[A run of records]
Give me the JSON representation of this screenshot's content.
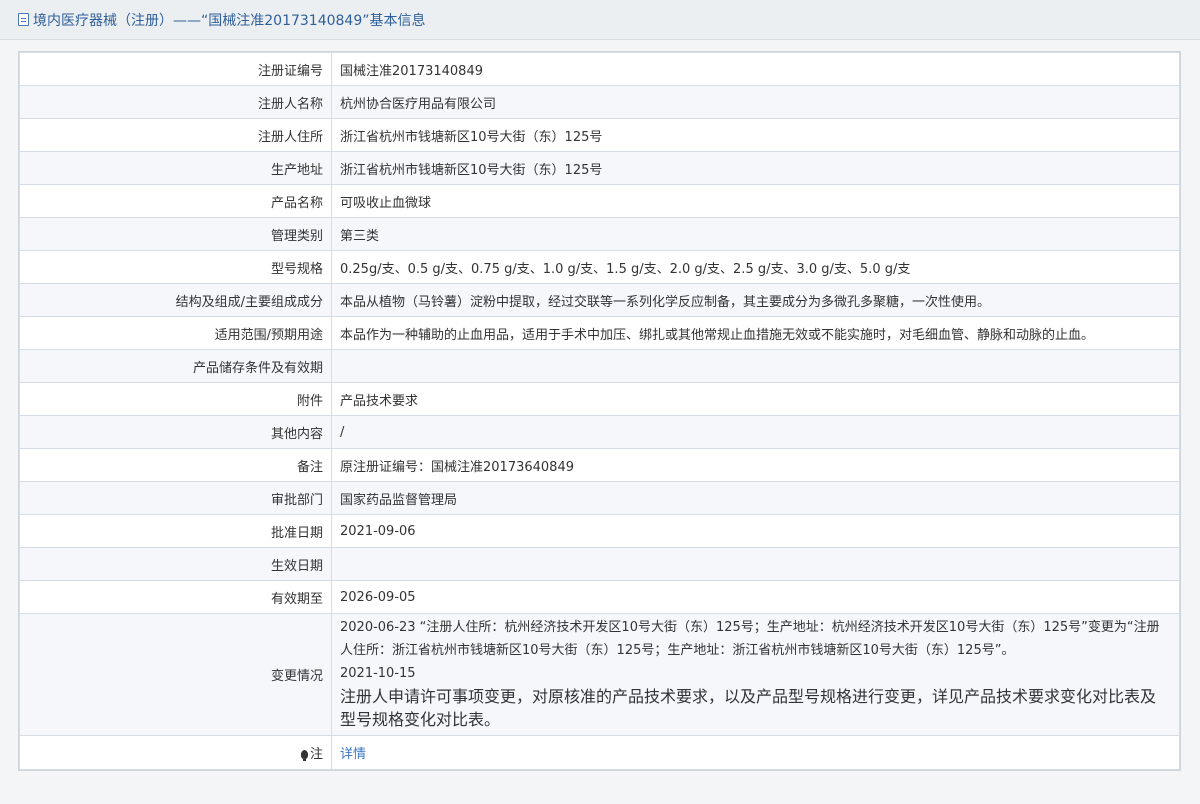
{
  "header": {
    "title": "境内医疗器械（注册）——“国械注准20173140849”基本信息"
  },
  "rows": [
    {
      "label": "注册证编号",
      "value": "国械注准20173140849"
    },
    {
      "label": "注册人名称",
      "value": "杭州协合医疗用品有限公司"
    },
    {
      "label": "注册人住所",
      "value": "浙江省杭州市钱塘新区10号大街（东）125号"
    },
    {
      "label": "生产地址",
      "value": "浙江省杭州市钱塘新区10号大街（东）125号"
    },
    {
      "label": "产品名称",
      "value": "可吸收止血微球"
    },
    {
      "label": "管理类别",
      "value": "第三类"
    },
    {
      "label": "型号规格",
      "value": "0.25g/支、0.5 g/支、0.75 g/支、1.0 g/支、1.5 g/支、2.0 g/支、2.5 g/支、3.0 g/支、5.0 g/支"
    },
    {
      "label": "结构及组成/主要组成成分",
      "value": "本品从植物（马铃薯）淀粉中提取，经过交联等一系列化学反应制备，其主要成分为多微孔多聚糖，一次性使用。"
    },
    {
      "label": "适用范围/预期用途",
      "value": "本品作为一种辅助的止血用品，适用于手术中加压、绑扎或其他常规止血措施无效或不能实施时，对毛细血管、静脉和动脉的止血。"
    },
    {
      "label": "产品储存条件及有效期",
      "value": ""
    },
    {
      "label": "附件",
      "value": "产品技术要求"
    },
    {
      "label": "其他内容",
      "value": "/"
    },
    {
      "label": "备注",
      "value": "原注册证编号：国械注准20173640849"
    },
    {
      "label": "审批部门",
      "value": "国家药品监督管理局"
    },
    {
      "label": "批准日期",
      "value": "2021-09-06"
    },
    {
      "label": "生效日期",
      "value": ""
    },
    {
      "label": "有效期至",
      "value": "2026-09-05"
    }
  ],
  "change": {
    "label": "变更情况",
    "entry1": "2020-06-23 “注册人住所：杭州经济技术开发区10号大街（东）125号；生产地址：杭州经济技术开发区10号大街（东）125号”变更为“注册人住所：浙江省杭州市钱塘新区10号大街（东）125号；生产地址：浙江省杭州市钱塘新区10号大街（东）125号”。",
    "entry2_date": "2021-10-15",
    "entry2_text": "注册人申请许可事项变更，对原核准的产品技术要求，以及产品型号规格进行变更，详见产品技术要求变化对比表及型号规格变化对比表。"
  },
  "note": {
    "label": "注",
    "icon": "lightbulb-icon",
    "link": "详情"
  },
  "colors": {
    "header_text": "#2f5f9a",
    "link": "#3a75c4",
    "row_alt": "#f5f7fa",
    "border": "#d6dce3"
  }
}
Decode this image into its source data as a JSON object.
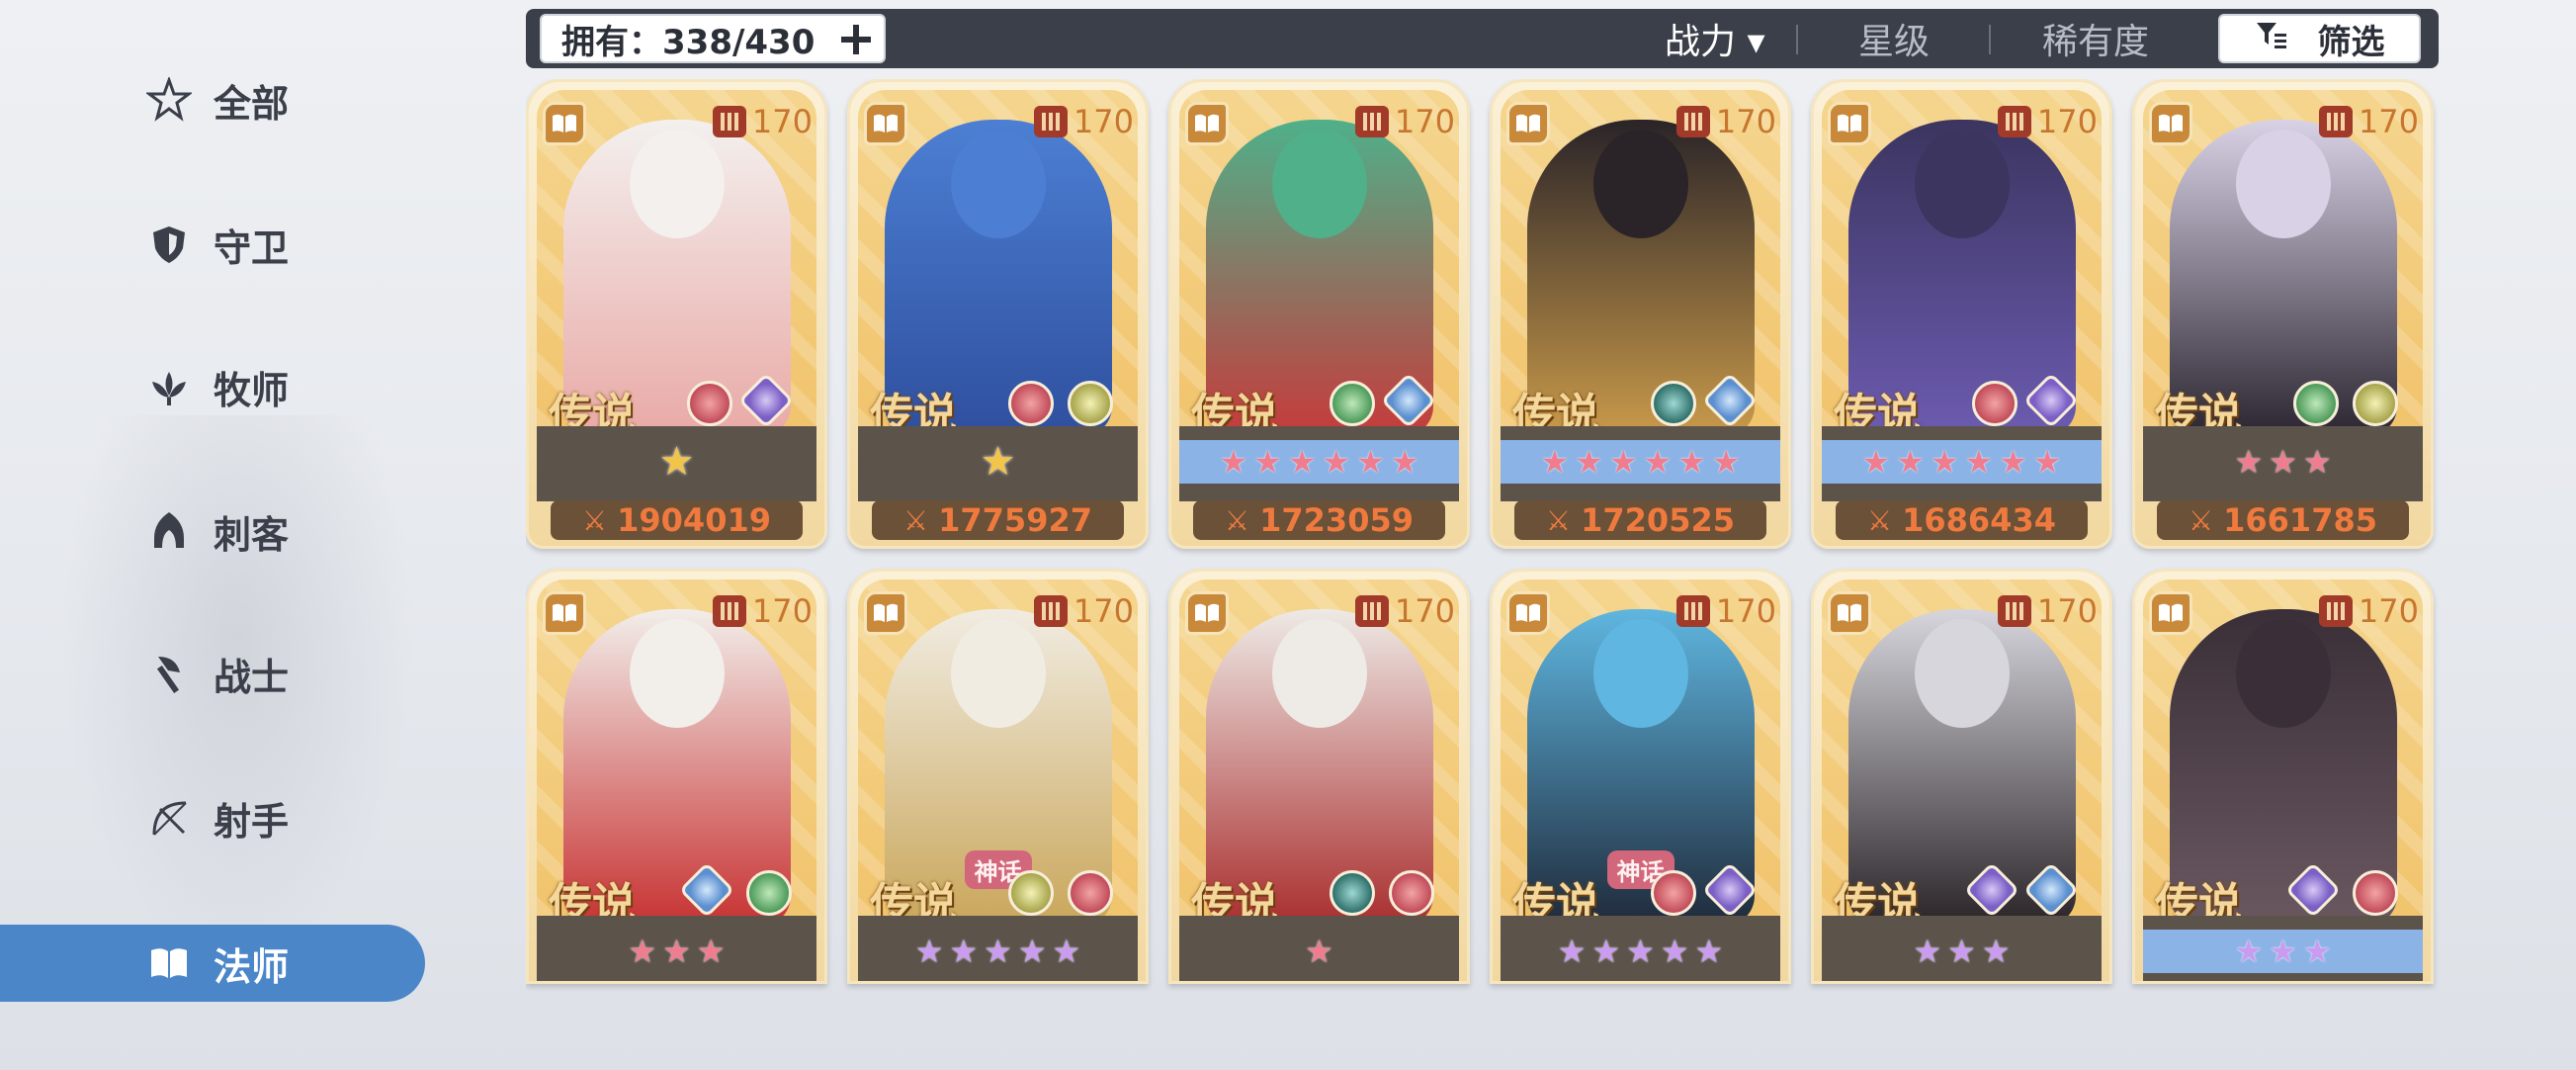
{
  "sidebar": {
    "items": [
      {
        "label": "全部",
        "icon": "star-outline-icon",
        "active": false
      },
      {
        "label": "守卫",
        "icon": "shield-icon",
        "active": false
      },
      {
        "label": "牧师",
        "icon": "lotus-icon",
        "active": false
      },
      {
        "label": "刺客",
        "icon": "hood-icon",
        "active": false
      },
      {
        "label": "战士",
        "icon": "axe-icon",
        "active": false
      },
      {
        "label": "射手",
        "icon": "bow-icon",
        "active": false
      },
      {
        "label": "法师",
        "icon": "book-icon",
        "active": true
      }
    ]
  },
  "topbar": {
    "owned_label": "拥有：338/430",
    "sort_tabs": [
      {
        "label": "战力 ▾",
        "active": true
      },
      {
        "label": "星级",
        "active": false
      },
      {
        "label": "稀有度",
        "active": false
      }
    ],
    "filter_label": "筛选"
  },
  "colors": {
    "active_tab": "#4a86c8",
    "topbar_bg": "#3b3f49",
    "power_text": "#f07a3e",
    "level_text": "#c7762e"
  },
  "cards_row1": [
    {
      "level": "170",
      "rarity_label": "传说",
      "elements": [
        "fire",
        "water"
      ],
      "stars": "wings",
      "power": "1904019",
      "palette": [
        "#f3f0ee",
        "#e9a9a6"
      ]
    },
    {
      "level": "170",
      "rarity_label": "传说",
      "elements": [
        "fire",
        "light"
      ],
      "stars": "wings",
      "power": "1775927",
      "palette": [
        "#4c7fd3",
        "#2f4f9e"
      ]
    },
    {
      "level": "170",
      "rarity_label": "传说",
      "elements": [
        "wind",
        "ice"
      ],
      "stars": "6-pink-blue",
      "power": "1723059",
      "palette": [
        "#4fb08a",
        "#c63b3b"
      ]
    },
    {
      "level": "170",
      "rarity_label": "传说",
      "elements": [
        "void",
        "ice"
      ],
      "stars": "6-pink-blue",
      "power": "1720525",
      "palette": [
        "#2a2428",
        "#c99a4a"
      ]
    },
    {
      "level": "170",
      "rarity_label": "传说",
      "elements": [
        "fire",
        "water"
      ],
      "stars": "6-pink-blue",
      "power": "1686434",
      "palette": [
        "#3b3560",
        "#6c5bb0"
      ]
    },
    {
      "level": "170",
      "rarity_label": "传说",
      "elements": [
        "wind",
        "light"
      ],
      "stars": "3-pink",
      "power": "1661785",
      "palette": [
        "#d9d2e6",
        "#2a2530"
      ]
    }
  ],
  "cards_row2": [
    {
      "level": "170",
      "rarity_label": "传说",
      "elements": [
        "ice",
        "wind"
      ],
      "stars": "3-pink",
      "badge": "",
      "palette": [
        "#f2eeea",
        "#c73232"
      ]
    },
    {
      "level": "170",
      "rarity_label": "传说",
      "elements": [
        "light",
        "fire"
      ],
      "stars": "5-purple",
      "badge": "神话",
      "palette": [
        "#f1ece2",
        "#c9a65a"
      ]
    },
    {
      "level": "170",
      "rarity_label": "传说",
      "elements": [
        "void",
        "fire"
      ],
      "stars": "1-pink",
      "badge": "",
      "palette": [
        "#eeeae6",
        "#a92e2e"
      ]
    },
    {
      "level": "170",
      "rarity_label": "传说",
      "elements": [
        "fire",
        "water"
      ],
      "stars": "5-purple",
      "badge": "神话",
      "palette": [
        "#5fb6e0",
        "#1f2a3a"
      ]
    },
    {
      "level": "170",
      "rarity_label": "传说",
      "elements": [
        "water",
        "ice"
      ],
      "stars": "3-purple",
      "badge": "",
      "palette": [
        "#d6d6dc",
        "#2a2428"
      ]
    },
    {
      "level": "170",
      "rarity_label": "传说",
      "elements": [
        "water",
        "fire"
      ],
      "stars": "3-purple-blue",
      "badge": "",
      "palette": [
        "#3a2f38",
        "#6a5860"
      ]
    }
  ]
}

- _What the task requires_
Tally every line of the data that holds the word "JSON" and write the count alone.

- _Result below_
2